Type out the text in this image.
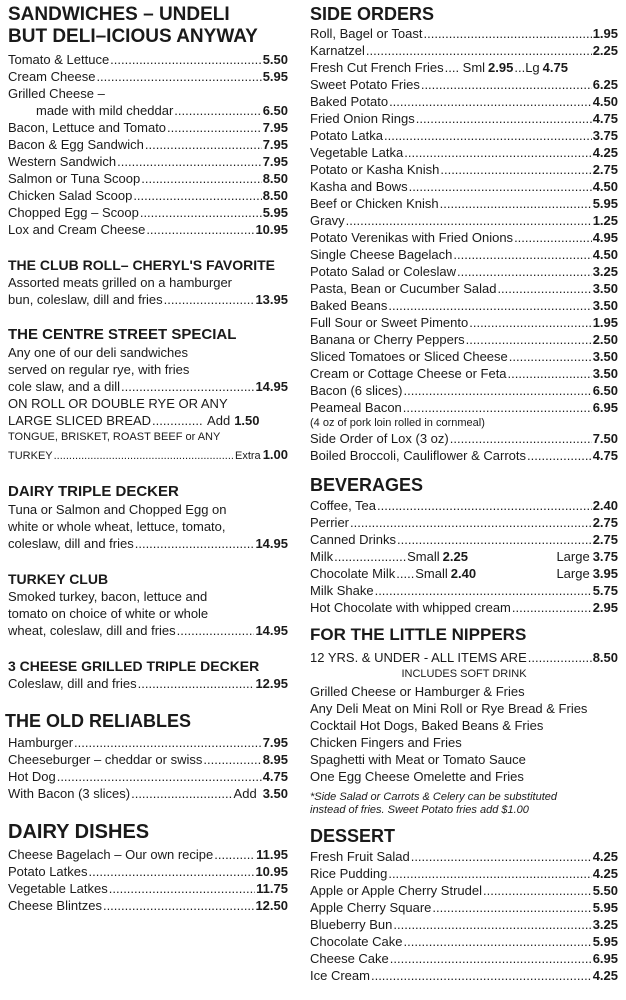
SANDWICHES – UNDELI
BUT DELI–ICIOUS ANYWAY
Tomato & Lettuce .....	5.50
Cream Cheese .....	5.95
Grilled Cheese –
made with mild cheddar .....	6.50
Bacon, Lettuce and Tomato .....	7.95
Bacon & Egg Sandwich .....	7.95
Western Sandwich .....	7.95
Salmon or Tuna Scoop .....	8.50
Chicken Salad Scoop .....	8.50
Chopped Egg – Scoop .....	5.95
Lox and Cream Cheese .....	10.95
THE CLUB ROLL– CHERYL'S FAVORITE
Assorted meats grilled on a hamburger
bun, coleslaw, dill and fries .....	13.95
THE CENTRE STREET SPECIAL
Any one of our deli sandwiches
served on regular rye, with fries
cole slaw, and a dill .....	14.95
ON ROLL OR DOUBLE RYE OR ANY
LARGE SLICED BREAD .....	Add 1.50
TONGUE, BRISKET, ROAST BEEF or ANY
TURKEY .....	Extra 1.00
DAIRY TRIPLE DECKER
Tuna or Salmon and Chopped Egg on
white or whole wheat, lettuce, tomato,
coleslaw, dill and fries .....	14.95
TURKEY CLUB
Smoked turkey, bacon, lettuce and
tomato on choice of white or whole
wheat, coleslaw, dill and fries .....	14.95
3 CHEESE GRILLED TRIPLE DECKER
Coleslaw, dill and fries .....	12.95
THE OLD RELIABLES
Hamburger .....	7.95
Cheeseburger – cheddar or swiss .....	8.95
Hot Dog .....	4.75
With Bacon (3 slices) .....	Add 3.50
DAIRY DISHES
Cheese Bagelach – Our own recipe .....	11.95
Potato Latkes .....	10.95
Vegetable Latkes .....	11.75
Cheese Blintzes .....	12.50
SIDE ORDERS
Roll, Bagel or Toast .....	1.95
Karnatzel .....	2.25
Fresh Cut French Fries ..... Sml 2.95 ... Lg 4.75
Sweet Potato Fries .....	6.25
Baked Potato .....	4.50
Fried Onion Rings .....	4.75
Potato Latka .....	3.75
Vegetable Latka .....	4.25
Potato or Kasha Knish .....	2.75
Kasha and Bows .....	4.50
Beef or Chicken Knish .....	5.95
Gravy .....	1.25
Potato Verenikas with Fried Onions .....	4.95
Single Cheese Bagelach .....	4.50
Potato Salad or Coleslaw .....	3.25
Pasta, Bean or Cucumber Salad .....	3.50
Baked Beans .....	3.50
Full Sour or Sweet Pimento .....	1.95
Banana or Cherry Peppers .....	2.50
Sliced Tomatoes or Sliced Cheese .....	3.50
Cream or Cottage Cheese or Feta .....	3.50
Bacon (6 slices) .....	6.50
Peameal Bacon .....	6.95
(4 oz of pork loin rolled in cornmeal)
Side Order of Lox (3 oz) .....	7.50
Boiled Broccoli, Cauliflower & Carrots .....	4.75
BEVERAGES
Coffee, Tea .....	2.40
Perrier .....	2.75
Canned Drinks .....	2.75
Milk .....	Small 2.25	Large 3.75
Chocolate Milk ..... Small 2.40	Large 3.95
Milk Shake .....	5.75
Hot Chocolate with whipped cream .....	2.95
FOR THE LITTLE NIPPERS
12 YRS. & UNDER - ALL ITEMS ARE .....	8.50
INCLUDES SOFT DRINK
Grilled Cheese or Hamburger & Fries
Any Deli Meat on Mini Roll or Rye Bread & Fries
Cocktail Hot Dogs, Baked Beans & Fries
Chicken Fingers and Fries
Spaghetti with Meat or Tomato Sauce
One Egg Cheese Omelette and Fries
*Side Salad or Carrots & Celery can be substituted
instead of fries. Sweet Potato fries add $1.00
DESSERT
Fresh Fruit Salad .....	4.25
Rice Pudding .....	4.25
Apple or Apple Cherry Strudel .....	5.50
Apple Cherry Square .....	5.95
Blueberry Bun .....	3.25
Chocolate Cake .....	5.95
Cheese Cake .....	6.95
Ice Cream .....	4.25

.....

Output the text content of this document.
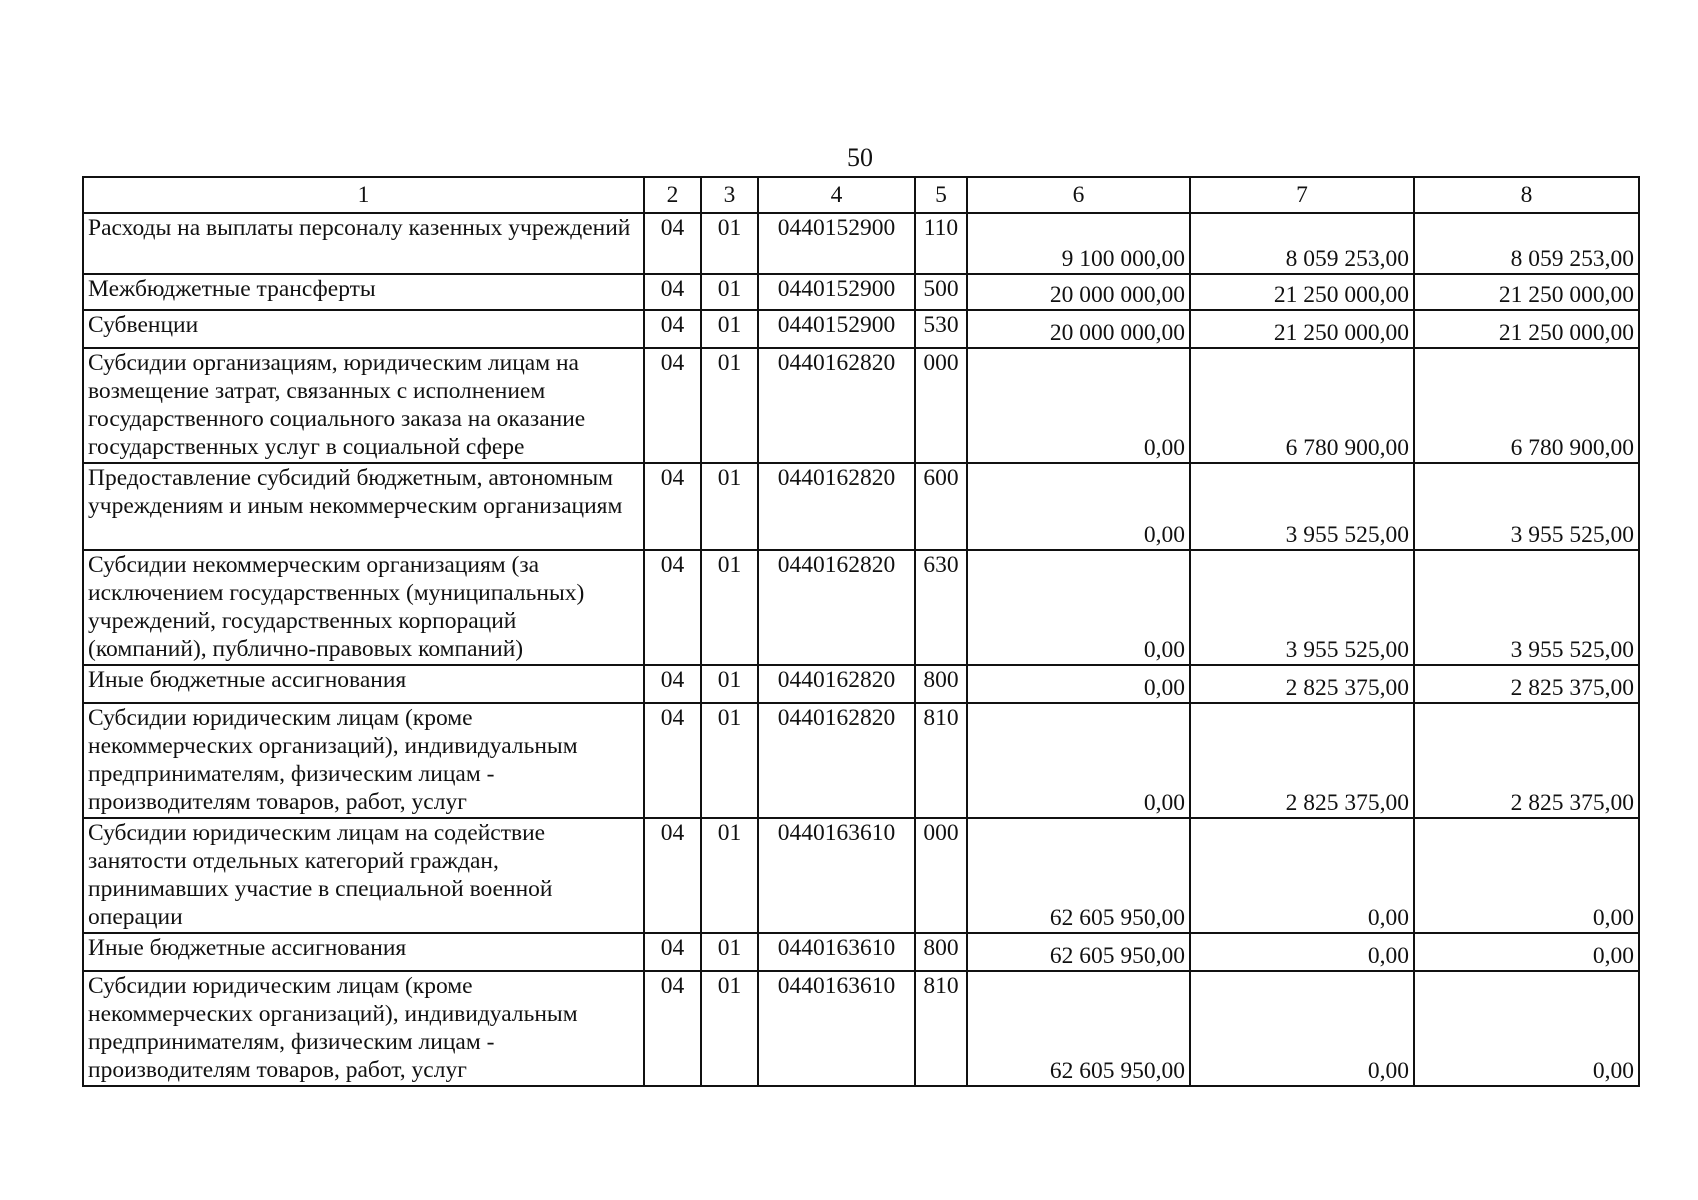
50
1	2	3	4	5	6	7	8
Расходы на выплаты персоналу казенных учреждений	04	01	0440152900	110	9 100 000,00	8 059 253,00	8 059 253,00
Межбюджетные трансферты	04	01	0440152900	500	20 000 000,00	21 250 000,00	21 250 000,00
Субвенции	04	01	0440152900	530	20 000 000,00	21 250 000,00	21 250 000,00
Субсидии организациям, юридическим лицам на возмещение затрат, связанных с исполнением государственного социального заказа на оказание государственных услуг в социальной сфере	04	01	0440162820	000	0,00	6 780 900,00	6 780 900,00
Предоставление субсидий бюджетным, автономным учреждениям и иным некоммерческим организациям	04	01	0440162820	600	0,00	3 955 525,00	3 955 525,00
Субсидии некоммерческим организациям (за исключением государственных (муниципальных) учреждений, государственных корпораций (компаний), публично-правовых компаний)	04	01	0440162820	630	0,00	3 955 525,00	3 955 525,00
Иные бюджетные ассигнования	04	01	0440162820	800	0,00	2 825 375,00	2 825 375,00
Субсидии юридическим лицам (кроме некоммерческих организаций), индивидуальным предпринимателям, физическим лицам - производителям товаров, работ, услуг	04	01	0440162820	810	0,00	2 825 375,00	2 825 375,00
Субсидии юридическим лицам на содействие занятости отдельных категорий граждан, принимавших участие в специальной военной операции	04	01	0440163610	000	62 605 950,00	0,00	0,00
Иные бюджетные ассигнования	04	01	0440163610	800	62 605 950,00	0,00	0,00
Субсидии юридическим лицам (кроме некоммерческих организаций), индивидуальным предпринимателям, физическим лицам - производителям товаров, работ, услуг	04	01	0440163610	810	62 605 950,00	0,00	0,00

.....

- **EXERCISE INSTRUCTIONS**
Only lines with the word "DECKER" are wanted, so copy each one from the records.

- **EXERCISE ANSWER**
DAIRY TRIPLE DECKER
3 CHEESE GRILLED TRIPLE DECKER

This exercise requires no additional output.